* [Information given]

━━━━━━━━━━

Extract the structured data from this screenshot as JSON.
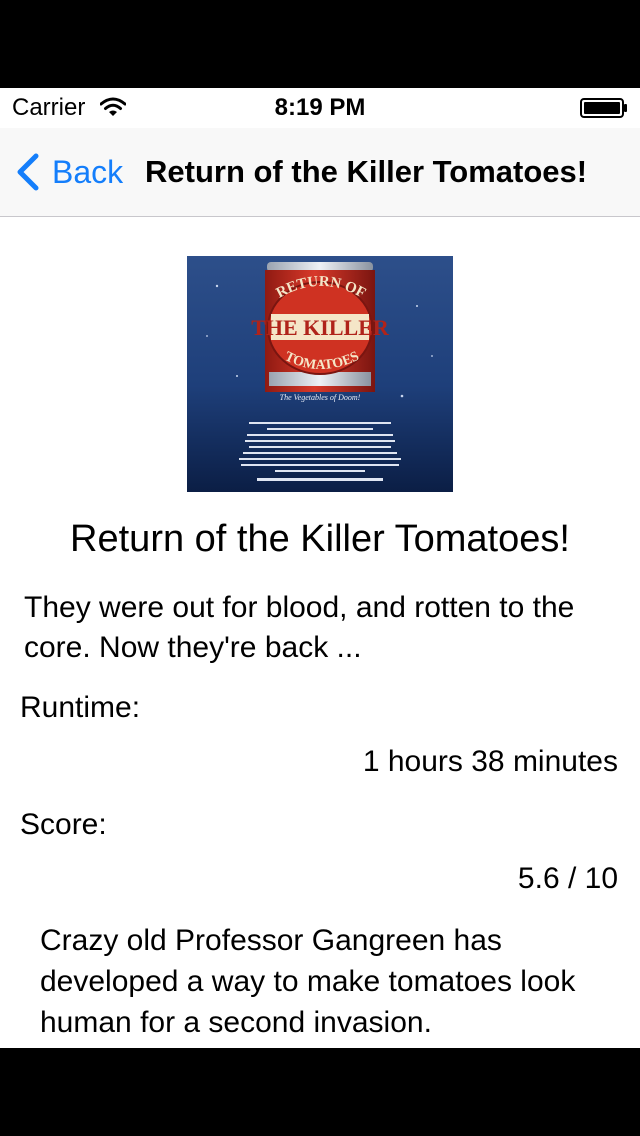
{
  "status_bar": {
    "carrier": "Carrier",
    "time": "8:19 PM",
    "wifi_icon": "wifi-icon",
    "battery_icon": "battery-icon"
  },
  "nav": {
    "back_label": "Back",
    "back_icon": "chevron-left-icon",
    "title": "Return of the Killer Tomatoes!",
    "accent_color": "#147efb"
  },
  "poster": {
    "arc_top": "RETURN OF",
    "main": "THE KILLER",
    "arc_bottom": "TOMATOES",
    "tagline": "The Vegetables of Doom!"
  },
  "movie": {
    "title": "Return of the Killer Tomatoes!",
    "tagline": "They were out for blood, and rotten to the core. Now they're back ...",
    "runtime_label": "Runtime:",
    "runtime_value": "1 hours 38 minutes",
    "score_label": "Score:",
    "score_value": "5.6 / 10",
    "overview": "Crazy old Professor Gangreen has developed a way to make tomatoes look human for a second invasion."
  }
}
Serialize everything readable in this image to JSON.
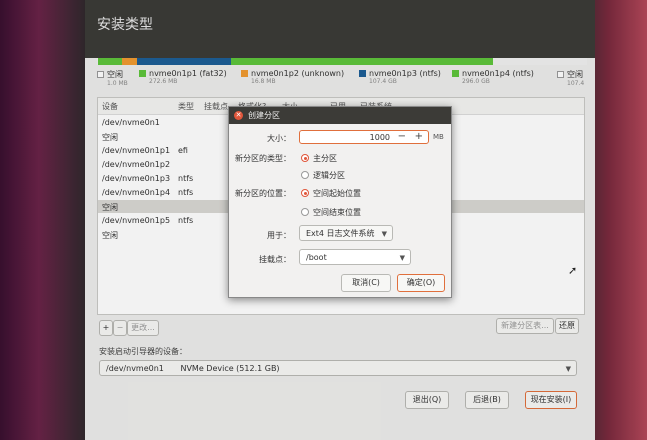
{
  "window": {
    "title": "安装类型"
  },
  "partition_bar": [
    {
      "color": "#f0f0f0",
      "flex": 1
    },
    {
      "color": "#5ec43c",
      "flex": 27
    },
    {
      "color": "#f09a31",
      "flex": 17
    },
    {
      "color": "#1d5e96",
      "flex": 107
    },
    {
      "color": "#5ec43c",
      "flex": 296
    },
    {
      "color": "#f0f0f0",
      "flex": 107
    }
  ],
  "legend": [
    {
      "name": "空闲",
      "size": "1.0 MB",
      "color": "#ffffff"
    },
    {
      "name": "nvme0n1p1 (fat32)",
      "size": "272.6 MB",
      "color": "#5ec43c"
    },
    {
      "name": "nvme0n1p2 (unknown)",
      "size": "16.8 MB",
      "color": "#f09a31"
    },
    {
      "name": "nvme0n1p3 (ntfs)",
      "size": "107.4 GB",
      "color": "#1d5e96"
    },
    {
      "name": "nvme0n1p4 (ntfs)",
      "size": "296.0 GB",
      "color": "#5ec43c"
    },
    {
      "name": "空闲",
      "size": "107.4",
      "color": "#ffffff"
    }
  ],
  "table": {
    "headers": [
      "设备",
      "类型",
      "挂载点",
      "格式化?",
      "大小",
      "已用",
      "已装系统"
    ],
    "rows": [
      {
        "device": "/dev/nvme0n1",
        "type": "",
        "selected": false
      },
      {
        "device": "空闲",
        "type": "",
        "selected": false
      },
      {
        "device": "/dev/nvme0n1p1",
        "type": "efi",
        "selected": false
      },
      {
        "device": "/dev/nvme0n1p2",
        "type": "",
        "selected": false
      },
      {
        "device": "/dev/nvme0n1p3",
        "type": "ntfs",
        "selected": false
      },
      {
        "device": "/dev/nvme0n1p4",
        "type": "ntfs",
        "selected": false
      },
      {
        "device": "空闲",
        "type": "",
        "selected": true
      },
      {
        "device": "/dev/nvme0n1p5",
        "type": "ntfs",
        "selected": false
      },
      {
        "device": "空闲",
        "type": "",
        "selected": false
      }
    ],
    "partial_right_text": "er"
  },
  "table_buttons": {
    "add": "+",
    "remove": "−",
    "change": "更改...",
    "new_table": "新建分区表...",
    "revert": "还原"
  },
  "bootloader": {
    "label": "安装启动引导器的设备：",
    "device": "/dev/nvme0n1",
    "description": "NVMe Device (512.1 GB)"
  },
  "footer": {
    "quit": "退出(Q)",
    "back": "后退(B)",
    "install_now": "现在安装(I)"
  },
  "dialog": {
    "title": "创建分区",
    "size_label": "大小：",
    "size_value": "1000",
    "size_minus": "−",
    "size_plus": "+",
    "size_unit": "MB",
    "type_label": "新分区的类型：",
    "type_primary": "主分区",
    "type_logical": "逻辑分区",
    "location_label": "新分区的位置：",
    "location_start": "空间起始位置",
    "location_end": "空间结束位置",
    "use_label": "用于：",
    "use_value": "Ext4 日志文件系统",
    "mount_label": "挂载点：",
    "mount_value": "/boot",
    "cancel": "取消(C)",
    "ok": "确定(O)"
  }
}
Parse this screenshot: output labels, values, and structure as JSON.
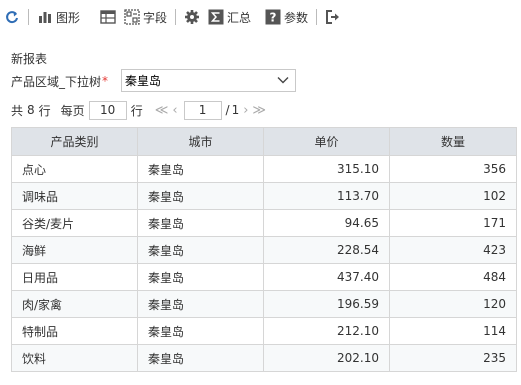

━━━━━━━━━━

* [Given exercise]
Reproduce the listing above exactly, excluding all pictures.

* [Solved problem]
Extract the structured data from this screenshot as JSON.
{
  "status_bar": {
    "carrier": "Carrier",
    "time": "8:19 PM",
    "wifi_icon": "wifi-icon",
    "battery_icon": "battery-icon"
  },
  "nav": {
    "back_label": "Back",
    "back_icon": "chevron-left-icon",
    "title": "Return of the Killer Tomatoes!",
    "accent_color": "#147efb"
  },
  "poster": {
    "arc_top": "RETURN OF",
    "main": "THE KILLER",
    "arc_bottom": "TOMATOES",
    "tagline": "The Vegetables of Doom!"
  },
  "movie": {
    "title": "Return of the Killer Tomatoes!",
    "tagline": "They were out for blood, and rotten to the core. Now they're back ...",
    "runtime_label": "Runtime:",
    "runtime_value": "1 hours 38 minutes",
    "score_label": "Score:",
    "score_value": "5.6 / 10",
    "overview": "Crazy old Professor Gangreen has developed a way to make tomatoes look human for a second invasion."
  }
}
Serialize everything readable in this image to JSON.
{
  "window": {
    "title": "安装类型"
  },
  "partition_bar": [
    {
      "color": "#f0f0f0",
      "flex": 1
    },
    {
      "color": "#5ec43c",
      "flex": 27
    },
    {
      "color": "#f09a31",
      "flex": 17
    },
    {
      "color": "#1d5e96",
      "flex": 107
    },
    {
      "color": "#5ec43c",
      "flex": 296
    },
    {
      "color": "#f0f0f0",
      "flex": 107
    }
  ],
  "legend": [
    {
      "name": "空闲",
      "size": "1.0 MB",
      "color": "#ffffff"
    },
    {
      "name": "nvme0n1p1 (fat32)",
      "size": "272.6 MB",
      "color": "#5ec43c"
    },
    {
      "name": "nvme0n1p2 (unknown)",
      "size": "16.8 MB",
      "color": "#f09a31"
    },
    {
      "name": "nvme0n1p3 (ntfs)",
      "size": "107.4 GB",
      "color": "#1d5e96"
    },
    {
      "name": "nvme0n1p4 (ntfs)",
      "size": "296.0 GB",
      "color": "#5ec43c"
    },
    {
      "name": "空闲",
      "size": "107.4",
      "color": "#ffffff"
    }
  ],
  "table": {
    "headers": [
      "设备",
      "类型",
      "挂载点",
      "格式化?",
      "大小",
      "已用",
      "已装系统"
    ],
    "rows": [
      {
        "device": "/dev/nvme0n1",
        "type": "",
        "selected": false
      },
      {
        "device": "空闲",
        "type": "",
        "selected": false
      },
      {
        "device": "/dev/nvme0n1p1",
        "type": "efi",
        "selected": false
      },
      {
        "device": "/dev/nvme0n1p2",
        "type": "",
        "selected": false
      },
      {
        "device": "/dev/nvme0n1p3",
        "type": "ntfs",
        "selected": false
      },
      {
        "device": "/dev/nvme0n1p4",
        "type": "ntfs",
        "selected": false
      },
      {
        "device": "空闲",
        "type": "",
        "selected": true
      },
      {
        "device": "/dev/nvme0n1p5",
        "type": "ntfs",
        "selected": false
      },
      {
        "device": "空闲",
        "type": "",
        "selected": false
      }
    ],
    "partial_right_text": "er"
  },
  "table_buttons": {
    "add": "+",
    "remove": "−",
    "change": "更改...",
    "new_table": "新建分区表...",
    "revert": "还原"
  },
  "bootloader": {
    "label": "安装启动引导器的设备：",
    "device": "/dev/nvme0n1",
    "description": "NVMe Device (512.1 GB)"
  },
  "footer": {
    "quit": "退出(Q)",
    "back": "后退(B)",
    "install_now": "现在安装(I)"
  },
  "dialog": {
    "title": "创建分区",
    "size_label": "大小：",
    "size_value": "1000",
    "size_minus": "−",
    "size_plus": "+",
    "size_unit": "MB",
    "type_label": "新分区的类型：",
    "type_primary": "主分区",
    "type_logical": "逻辑分区",
    "location_label": "新分区的位置：",
    "location_start": "空间起始位置",
    "location_end": "空间结束位置",
    "use_label": "用于：",
    "use_value": "Ext4 日志文件系统",
    "mount_label": "挂载点：",
    "mount_value": "/boot",
    "cancel": "取消(C)",
    "ok": "确定(O)"
  }
}
Parse this screenshot: output labels, values, and structure as JSON.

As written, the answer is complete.